__Records supplied__
>>

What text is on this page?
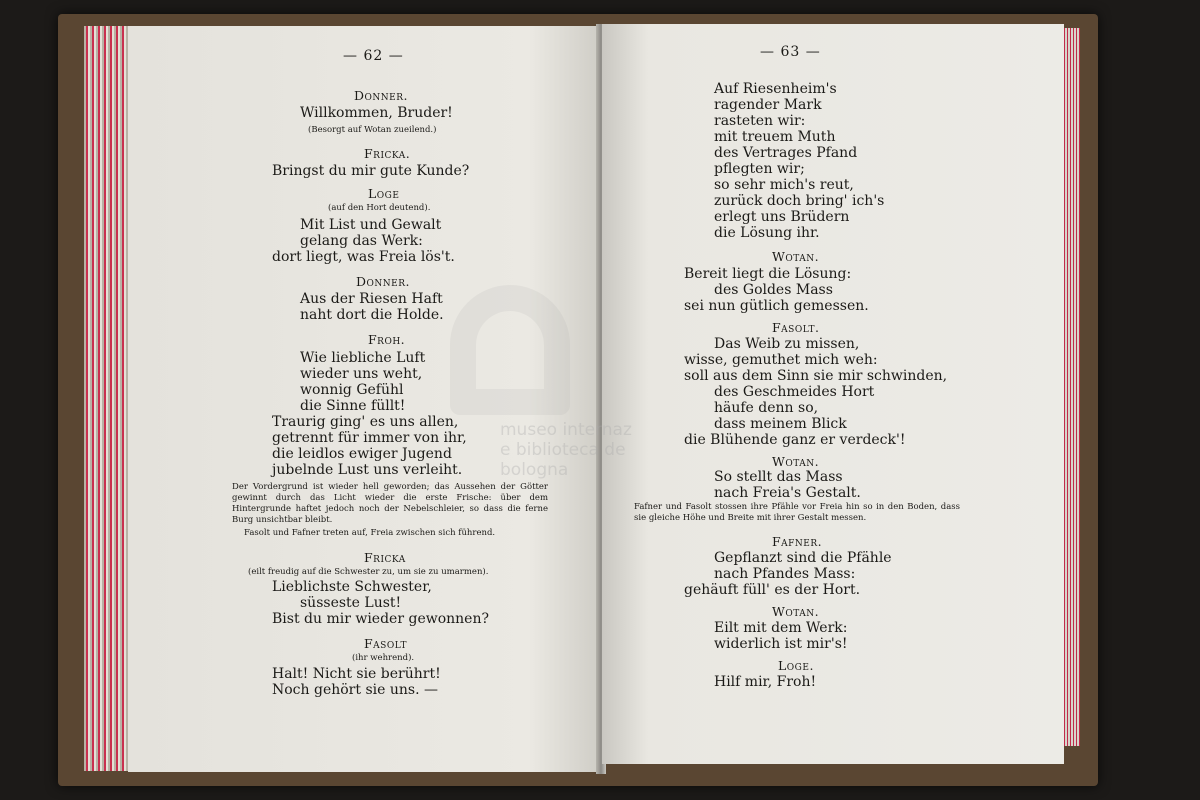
— 62 —
Donner.
Willkommen, Bruder!
(Besorgt auf Wotan zueilend.)
Fricka.
Bringst du mir gute Kunde?
Loge
(auf den Hort deutend).
Mit List und Gewalt
gelang das Werk:
dort liegt, was Freia lös't.
Donner.
Aus der Riesen Haft
naht dort die Holde.
Froh.
Wie liebliche Luft
wieder uns weht,
wonnig Gefühl
die Sinne füllt!
Traurig ging' es uns allen,
getrennt für immer von ihr,
die leidlos ewiger Jugend
jubelnde Lust uns verleiht.
Der Vordergrund ist wieder hell geworden; das Aussehen der Götter gewinnt durch das Licht wieder die erste Frische: über dem Hintergrunde haftet jedoch noch der Nebelschleier, so dass die ferne Burg unsichtbar bleibt.
Fasolt und Fafner treten auf, Freia zwischen sich führend.
Fricka
(eilt freudig auf die Schwester zu, um sie zu umarmen).
Lieblichste Schwester,
süsseste Lust!
Bist du mir wieder gewonnen?
Fasolt
(ihr wehrend).
Halt! Nicht sie berührt!
Noch gehört sie uns. —
— 63 —
Auf Riesenheim's
ragender Mark
rasteten wir:
mit treuem Muth
des Vertrages Pfand
pflegten wir;
so sehr mich's reut,
zurück doch bring' ich's
erlegt uns Brüdern
die Lösung ihr.
Wotan.
Bereit liegt die Lösung:
des Goldes Mass
sei nun gütlich gemessen.
Fasolt.
Das Weib zu missen,
wisse, gemuthet mich weh:
soll aus dem Sinn sie mir schwinden,
des Geschmeides Hort
häufe denn so,
dass meinem Blick
die Blühende ganz er verdeck'!
Wotan.
So stellt das Mass
nach Freia's Gestalt.
Fafner und Fasolt stossen ihre Pfähle vor Freia hin so in den Boden, dass sie gleiche Höhe und Breite mit ihrer Gestalt messen.
Fafner.
Gepflanzt sind die Pfähle
nach Pfandes Mass:
gehäuft füll' es der Hort.
Wotan.
Eilt mit dem Werk:
widerlich ist mir's!
Loge.
Hilf mir, Froh!
museo internaz
e biblioteca de
bologna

<<

__What you have to do__
Return all lines with the word "Pfähle" in them.

__Answer__
Fafner und Fasolt stossen ihre Pfähle vor Freia hin so in den Boden, dass sie gleiche Höhe und Breite mit ihrer Gestalt messen.
Gepflanzt sind die Pfähle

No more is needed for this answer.